Work instructions: What is the number of lines containing the word "relación"? Give that number alone.

* BEGIN Data records *

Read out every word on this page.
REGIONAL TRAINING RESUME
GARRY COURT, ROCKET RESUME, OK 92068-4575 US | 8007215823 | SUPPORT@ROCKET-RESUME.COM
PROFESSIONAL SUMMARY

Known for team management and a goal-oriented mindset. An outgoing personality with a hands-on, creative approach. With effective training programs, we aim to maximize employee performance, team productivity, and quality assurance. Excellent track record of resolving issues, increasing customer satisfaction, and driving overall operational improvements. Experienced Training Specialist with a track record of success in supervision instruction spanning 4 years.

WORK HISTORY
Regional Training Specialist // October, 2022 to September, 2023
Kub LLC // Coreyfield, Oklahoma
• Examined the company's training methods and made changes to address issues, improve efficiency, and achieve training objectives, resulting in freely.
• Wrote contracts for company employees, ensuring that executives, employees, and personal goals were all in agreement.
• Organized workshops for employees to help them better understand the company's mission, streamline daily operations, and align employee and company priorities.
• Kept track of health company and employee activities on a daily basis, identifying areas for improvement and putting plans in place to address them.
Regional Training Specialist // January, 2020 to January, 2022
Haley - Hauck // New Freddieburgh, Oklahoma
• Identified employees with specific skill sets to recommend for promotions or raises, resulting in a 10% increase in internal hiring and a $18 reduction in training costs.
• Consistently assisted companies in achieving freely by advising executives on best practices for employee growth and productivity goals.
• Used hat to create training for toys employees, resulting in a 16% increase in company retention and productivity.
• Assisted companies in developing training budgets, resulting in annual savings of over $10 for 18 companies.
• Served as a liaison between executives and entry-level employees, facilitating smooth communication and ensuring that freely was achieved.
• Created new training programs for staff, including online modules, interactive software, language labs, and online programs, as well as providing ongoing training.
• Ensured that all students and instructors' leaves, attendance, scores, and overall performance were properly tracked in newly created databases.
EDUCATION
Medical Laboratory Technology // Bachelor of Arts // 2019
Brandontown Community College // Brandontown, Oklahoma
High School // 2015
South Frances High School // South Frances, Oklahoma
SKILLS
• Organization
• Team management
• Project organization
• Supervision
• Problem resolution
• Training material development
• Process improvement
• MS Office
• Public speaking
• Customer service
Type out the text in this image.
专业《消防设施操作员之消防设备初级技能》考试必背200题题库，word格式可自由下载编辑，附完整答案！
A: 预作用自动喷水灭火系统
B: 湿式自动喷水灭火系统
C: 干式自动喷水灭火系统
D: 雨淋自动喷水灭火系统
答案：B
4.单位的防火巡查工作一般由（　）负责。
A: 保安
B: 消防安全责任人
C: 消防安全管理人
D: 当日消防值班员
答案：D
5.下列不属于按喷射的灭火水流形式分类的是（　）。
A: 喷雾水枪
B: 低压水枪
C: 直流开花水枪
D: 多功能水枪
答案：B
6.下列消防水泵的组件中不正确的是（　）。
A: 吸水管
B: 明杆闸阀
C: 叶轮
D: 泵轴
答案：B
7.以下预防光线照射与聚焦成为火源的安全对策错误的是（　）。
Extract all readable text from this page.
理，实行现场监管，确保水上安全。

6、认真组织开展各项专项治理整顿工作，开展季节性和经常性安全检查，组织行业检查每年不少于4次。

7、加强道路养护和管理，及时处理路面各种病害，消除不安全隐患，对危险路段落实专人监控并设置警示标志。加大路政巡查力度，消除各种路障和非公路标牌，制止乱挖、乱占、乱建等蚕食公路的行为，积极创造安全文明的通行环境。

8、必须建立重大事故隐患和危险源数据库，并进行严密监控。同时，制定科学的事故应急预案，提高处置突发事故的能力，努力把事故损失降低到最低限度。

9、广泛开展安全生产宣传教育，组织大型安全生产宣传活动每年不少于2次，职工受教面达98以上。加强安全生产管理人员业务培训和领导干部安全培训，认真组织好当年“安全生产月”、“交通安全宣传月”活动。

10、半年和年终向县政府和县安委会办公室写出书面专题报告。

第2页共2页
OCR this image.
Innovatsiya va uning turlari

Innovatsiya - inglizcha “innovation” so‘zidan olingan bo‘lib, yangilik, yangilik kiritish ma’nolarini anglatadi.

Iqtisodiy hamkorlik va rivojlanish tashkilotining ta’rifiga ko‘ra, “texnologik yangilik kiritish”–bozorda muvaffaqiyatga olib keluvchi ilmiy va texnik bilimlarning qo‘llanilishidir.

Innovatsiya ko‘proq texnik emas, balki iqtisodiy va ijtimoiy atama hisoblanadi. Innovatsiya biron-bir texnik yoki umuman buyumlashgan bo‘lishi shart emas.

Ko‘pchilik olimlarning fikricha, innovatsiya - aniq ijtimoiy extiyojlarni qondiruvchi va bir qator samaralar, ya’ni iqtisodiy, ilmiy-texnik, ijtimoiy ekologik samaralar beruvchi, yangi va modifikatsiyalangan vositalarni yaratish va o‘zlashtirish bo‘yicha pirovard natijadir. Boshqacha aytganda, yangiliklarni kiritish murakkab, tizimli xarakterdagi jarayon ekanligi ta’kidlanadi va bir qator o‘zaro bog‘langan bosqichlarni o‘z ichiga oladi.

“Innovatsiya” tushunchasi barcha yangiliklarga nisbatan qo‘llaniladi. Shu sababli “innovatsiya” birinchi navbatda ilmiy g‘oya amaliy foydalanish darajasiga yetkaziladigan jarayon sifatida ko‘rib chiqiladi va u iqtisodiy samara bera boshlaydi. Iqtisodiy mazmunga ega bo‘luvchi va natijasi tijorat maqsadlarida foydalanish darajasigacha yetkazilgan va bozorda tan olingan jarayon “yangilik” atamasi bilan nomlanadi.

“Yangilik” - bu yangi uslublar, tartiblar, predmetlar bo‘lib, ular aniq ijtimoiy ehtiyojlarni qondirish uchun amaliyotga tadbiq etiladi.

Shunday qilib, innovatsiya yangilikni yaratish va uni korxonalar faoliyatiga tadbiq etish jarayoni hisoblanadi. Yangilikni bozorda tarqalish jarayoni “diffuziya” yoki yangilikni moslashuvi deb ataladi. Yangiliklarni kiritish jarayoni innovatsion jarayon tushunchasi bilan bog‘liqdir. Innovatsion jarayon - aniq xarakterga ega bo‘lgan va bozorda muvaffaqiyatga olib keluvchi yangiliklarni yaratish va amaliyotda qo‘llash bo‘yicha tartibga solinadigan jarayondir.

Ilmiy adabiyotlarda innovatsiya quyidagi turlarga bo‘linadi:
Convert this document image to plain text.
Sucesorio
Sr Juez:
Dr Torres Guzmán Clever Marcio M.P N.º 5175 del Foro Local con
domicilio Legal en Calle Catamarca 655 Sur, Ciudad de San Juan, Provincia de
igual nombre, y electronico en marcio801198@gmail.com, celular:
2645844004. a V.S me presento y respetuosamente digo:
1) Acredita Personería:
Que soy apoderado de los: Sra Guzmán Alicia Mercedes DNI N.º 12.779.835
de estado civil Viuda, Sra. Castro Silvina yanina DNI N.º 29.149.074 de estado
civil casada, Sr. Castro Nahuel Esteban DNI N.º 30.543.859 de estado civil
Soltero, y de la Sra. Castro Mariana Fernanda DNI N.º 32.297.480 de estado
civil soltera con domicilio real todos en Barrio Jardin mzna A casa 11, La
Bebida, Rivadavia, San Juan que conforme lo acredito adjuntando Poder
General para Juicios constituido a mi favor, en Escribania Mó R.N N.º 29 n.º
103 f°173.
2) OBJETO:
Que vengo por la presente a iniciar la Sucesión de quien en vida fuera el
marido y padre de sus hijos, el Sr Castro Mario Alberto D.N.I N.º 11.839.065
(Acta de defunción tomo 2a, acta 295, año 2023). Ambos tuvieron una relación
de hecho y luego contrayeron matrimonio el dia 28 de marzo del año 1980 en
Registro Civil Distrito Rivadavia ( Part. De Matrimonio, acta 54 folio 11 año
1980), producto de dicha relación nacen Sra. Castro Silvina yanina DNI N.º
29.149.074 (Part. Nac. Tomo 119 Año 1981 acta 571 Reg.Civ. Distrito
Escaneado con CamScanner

* END Data records *

Output for this task: 2